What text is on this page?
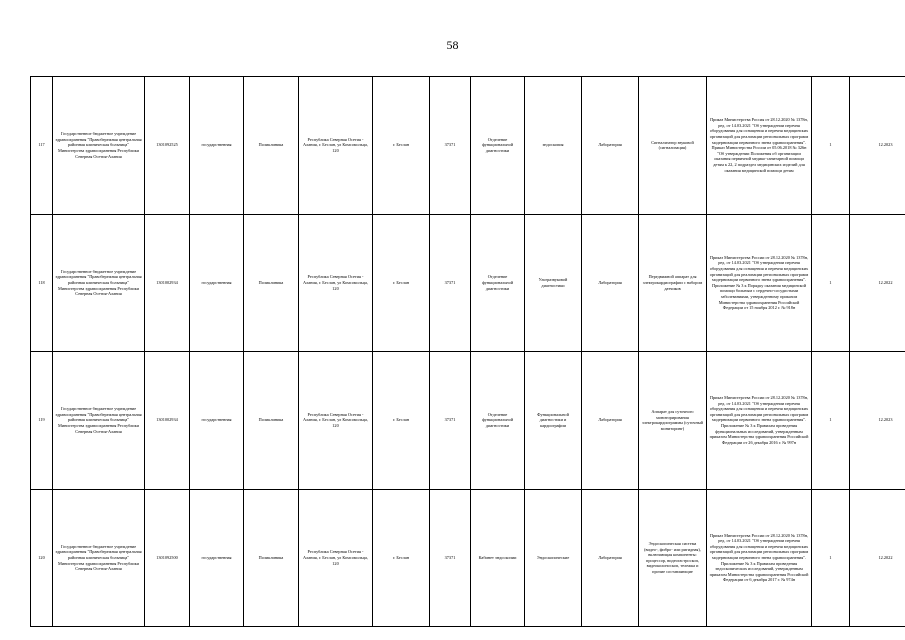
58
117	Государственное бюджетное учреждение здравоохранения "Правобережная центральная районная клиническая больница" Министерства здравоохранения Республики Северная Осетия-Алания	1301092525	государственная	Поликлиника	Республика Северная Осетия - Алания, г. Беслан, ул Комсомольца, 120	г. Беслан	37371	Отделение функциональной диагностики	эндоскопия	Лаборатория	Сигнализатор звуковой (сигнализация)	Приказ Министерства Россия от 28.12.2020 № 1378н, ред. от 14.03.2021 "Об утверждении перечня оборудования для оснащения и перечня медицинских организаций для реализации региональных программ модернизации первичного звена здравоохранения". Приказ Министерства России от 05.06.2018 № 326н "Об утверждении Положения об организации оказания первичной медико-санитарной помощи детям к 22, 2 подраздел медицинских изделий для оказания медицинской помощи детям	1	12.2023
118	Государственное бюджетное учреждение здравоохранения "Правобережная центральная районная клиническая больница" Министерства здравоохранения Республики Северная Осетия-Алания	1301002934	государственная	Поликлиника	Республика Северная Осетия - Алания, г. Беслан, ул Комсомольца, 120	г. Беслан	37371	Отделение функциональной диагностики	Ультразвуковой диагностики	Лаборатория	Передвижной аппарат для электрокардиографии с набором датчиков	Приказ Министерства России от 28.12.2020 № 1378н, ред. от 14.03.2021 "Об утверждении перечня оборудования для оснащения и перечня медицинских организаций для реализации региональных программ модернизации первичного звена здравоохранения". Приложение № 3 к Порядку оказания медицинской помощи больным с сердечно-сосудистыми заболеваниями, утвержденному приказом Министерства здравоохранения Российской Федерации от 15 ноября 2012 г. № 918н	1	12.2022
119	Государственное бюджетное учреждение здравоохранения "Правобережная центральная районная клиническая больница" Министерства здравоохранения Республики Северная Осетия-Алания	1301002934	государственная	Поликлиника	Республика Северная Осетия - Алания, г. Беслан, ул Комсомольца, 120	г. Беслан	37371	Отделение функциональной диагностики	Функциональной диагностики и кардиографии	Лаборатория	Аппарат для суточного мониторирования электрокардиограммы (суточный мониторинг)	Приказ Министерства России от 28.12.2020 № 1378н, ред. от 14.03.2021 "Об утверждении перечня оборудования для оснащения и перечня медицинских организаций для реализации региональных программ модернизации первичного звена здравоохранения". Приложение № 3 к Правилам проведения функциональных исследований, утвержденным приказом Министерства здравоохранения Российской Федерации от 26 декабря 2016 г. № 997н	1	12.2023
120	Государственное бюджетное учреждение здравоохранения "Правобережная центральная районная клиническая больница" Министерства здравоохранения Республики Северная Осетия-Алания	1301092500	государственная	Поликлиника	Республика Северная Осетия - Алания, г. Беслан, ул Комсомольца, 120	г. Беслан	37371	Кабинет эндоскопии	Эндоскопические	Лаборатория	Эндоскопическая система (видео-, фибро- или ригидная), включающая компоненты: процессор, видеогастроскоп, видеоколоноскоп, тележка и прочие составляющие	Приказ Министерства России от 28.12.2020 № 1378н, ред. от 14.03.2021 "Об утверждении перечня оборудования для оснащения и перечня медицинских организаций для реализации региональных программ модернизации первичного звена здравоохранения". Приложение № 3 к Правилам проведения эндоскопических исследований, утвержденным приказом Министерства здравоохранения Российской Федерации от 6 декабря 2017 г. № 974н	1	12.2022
...
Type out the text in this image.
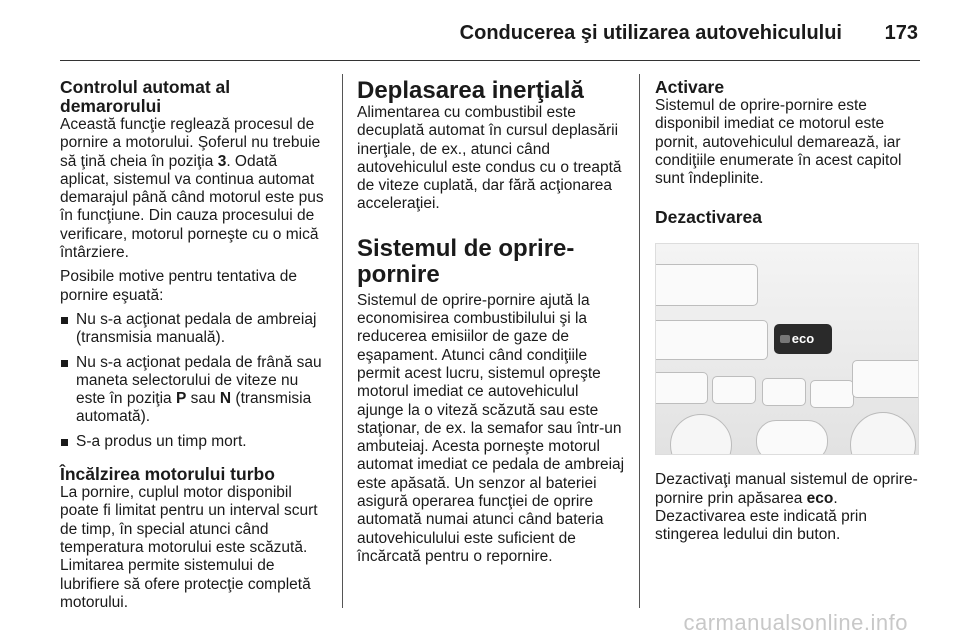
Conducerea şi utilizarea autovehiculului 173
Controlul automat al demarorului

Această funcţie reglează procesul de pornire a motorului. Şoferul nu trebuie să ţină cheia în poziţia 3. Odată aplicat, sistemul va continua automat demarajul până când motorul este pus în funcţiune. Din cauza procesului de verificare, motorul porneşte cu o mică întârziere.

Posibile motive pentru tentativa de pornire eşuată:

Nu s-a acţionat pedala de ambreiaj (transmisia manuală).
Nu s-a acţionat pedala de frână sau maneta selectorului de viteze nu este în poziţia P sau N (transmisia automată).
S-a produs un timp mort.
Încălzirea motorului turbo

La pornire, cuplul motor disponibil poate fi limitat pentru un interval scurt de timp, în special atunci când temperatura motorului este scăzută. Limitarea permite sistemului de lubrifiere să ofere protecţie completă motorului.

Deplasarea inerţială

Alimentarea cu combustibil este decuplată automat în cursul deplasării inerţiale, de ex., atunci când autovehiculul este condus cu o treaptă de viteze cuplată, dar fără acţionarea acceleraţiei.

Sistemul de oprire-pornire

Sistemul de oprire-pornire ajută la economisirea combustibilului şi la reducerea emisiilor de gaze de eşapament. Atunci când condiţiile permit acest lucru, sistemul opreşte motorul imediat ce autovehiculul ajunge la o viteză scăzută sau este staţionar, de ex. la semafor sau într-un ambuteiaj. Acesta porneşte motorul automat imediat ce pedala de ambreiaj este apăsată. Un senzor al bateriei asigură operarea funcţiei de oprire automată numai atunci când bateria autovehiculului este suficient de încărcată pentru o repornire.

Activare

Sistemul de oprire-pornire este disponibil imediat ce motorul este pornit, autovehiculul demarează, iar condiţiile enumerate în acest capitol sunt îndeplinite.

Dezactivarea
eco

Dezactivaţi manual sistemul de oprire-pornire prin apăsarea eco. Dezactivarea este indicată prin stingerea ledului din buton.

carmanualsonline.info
--
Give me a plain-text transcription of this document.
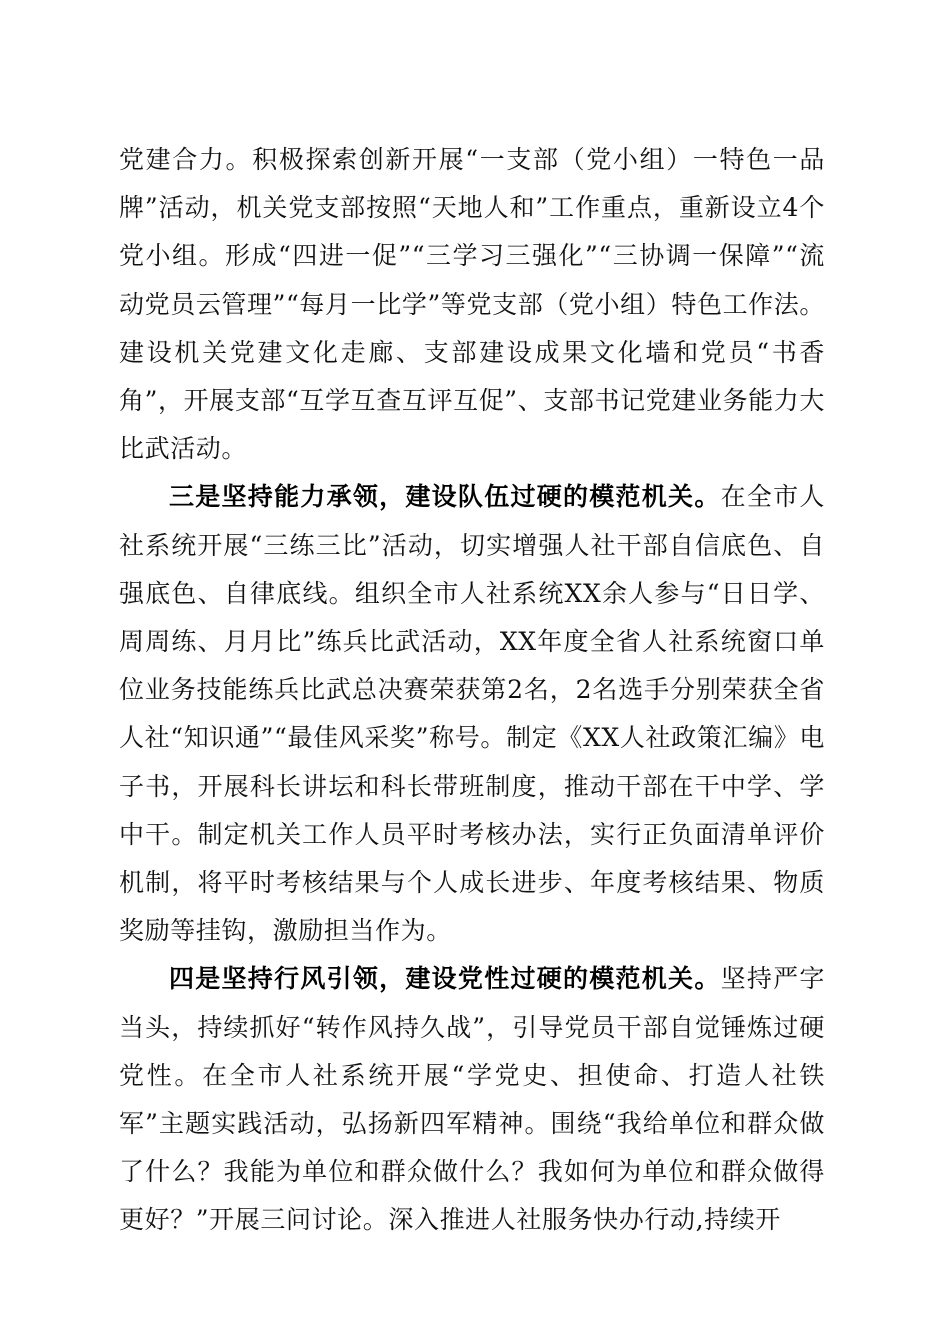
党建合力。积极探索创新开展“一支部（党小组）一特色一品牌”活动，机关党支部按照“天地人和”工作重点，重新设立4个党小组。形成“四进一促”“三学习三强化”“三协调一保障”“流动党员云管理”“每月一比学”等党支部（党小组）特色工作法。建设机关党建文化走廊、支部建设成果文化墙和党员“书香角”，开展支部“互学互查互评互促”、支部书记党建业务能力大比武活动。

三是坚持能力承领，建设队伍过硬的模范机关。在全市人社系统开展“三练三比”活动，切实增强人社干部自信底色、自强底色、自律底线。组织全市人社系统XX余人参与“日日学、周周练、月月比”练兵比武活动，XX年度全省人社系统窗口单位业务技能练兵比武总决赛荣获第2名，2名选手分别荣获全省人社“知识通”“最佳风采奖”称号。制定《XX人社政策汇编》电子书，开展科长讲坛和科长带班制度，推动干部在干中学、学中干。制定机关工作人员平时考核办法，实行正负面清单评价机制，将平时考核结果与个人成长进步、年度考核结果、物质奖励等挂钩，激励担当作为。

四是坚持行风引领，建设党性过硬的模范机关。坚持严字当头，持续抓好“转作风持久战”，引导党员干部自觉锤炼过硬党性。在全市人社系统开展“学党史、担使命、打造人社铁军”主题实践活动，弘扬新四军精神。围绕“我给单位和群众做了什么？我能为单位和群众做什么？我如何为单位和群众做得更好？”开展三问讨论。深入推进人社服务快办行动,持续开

__Aim of the task__:
Filter the listing for the word "transmisia" and copy every line that holds it.

__Task solution__:
Nu s-a acţionat pedala de ambreiaj (transmisia manuală).
Nu s-a acţionat pedala de frână sau maneta selectorului de viteze nu este în poziţia P sau N (transmisia automată).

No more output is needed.